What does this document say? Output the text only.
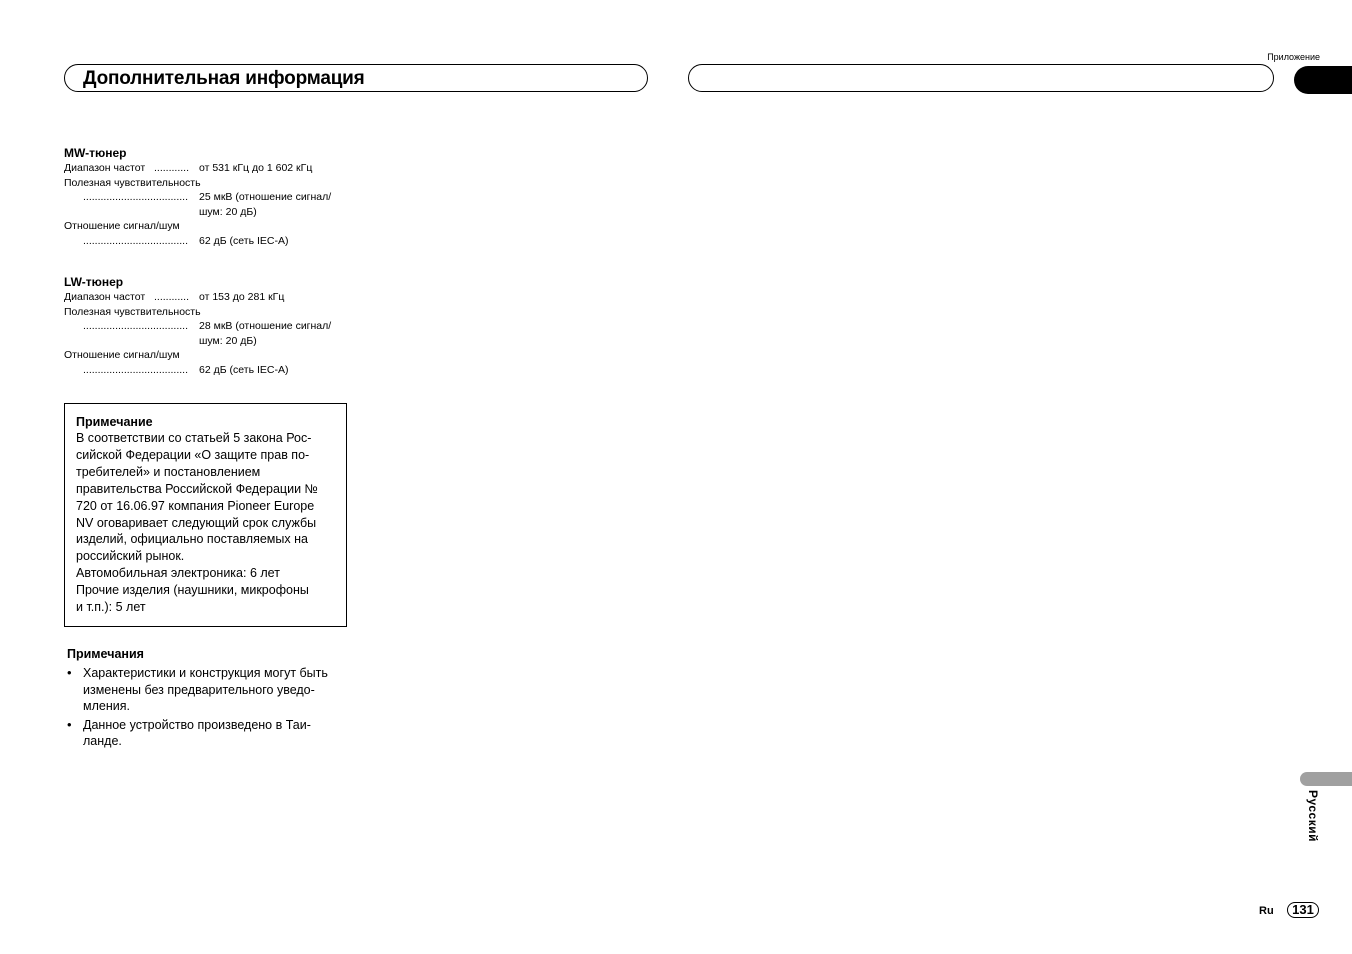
Дополнительная информация
Приложение
MW-тюнер
Диапазон частот ............ от 531 кГц до 1 602 кГц
Полезная чувствительность
.................................... 25 мкВ (отношение сигнал/
шум: 20 дБ)
Отношение сигнал/шум
.................................... 62 дБ (сеть IEC-A)
LW-тюнер
Диапазон частот ............ от 153 до 281 кГц
Полезная чувствительность
.................................... 28 мкВ (отношение сигнал/
шум: 20 дБ)
Отношение сигнал/шум
.................................... 62 дБ (сеть IEC-A)
Примечание
В соответствии со статьей 5 закона Рос-
сийской Федерации «О защите прав по-
требителей» и постановлением
правительства Российской Федерации №
720 от 16.06.97 компания Pioneer Europe
NV оговаривает следующий срок службы
изделий, официально поставляемых на
российский рынок.
Автомобильная электроника: 6 лет
Прочие изделия (наушники, микрофоны
и т.п.): 5 лет
Примечания
• Характеристики и конструкция могут быть
изменены без предварительного уведо-
мления.
• Данное устройство произведено в Таи-
ланде.
Русский
Ru	131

Problem description:
In how many lines of the data does the string "сигнал" appear? Give only the number.

The solution:
4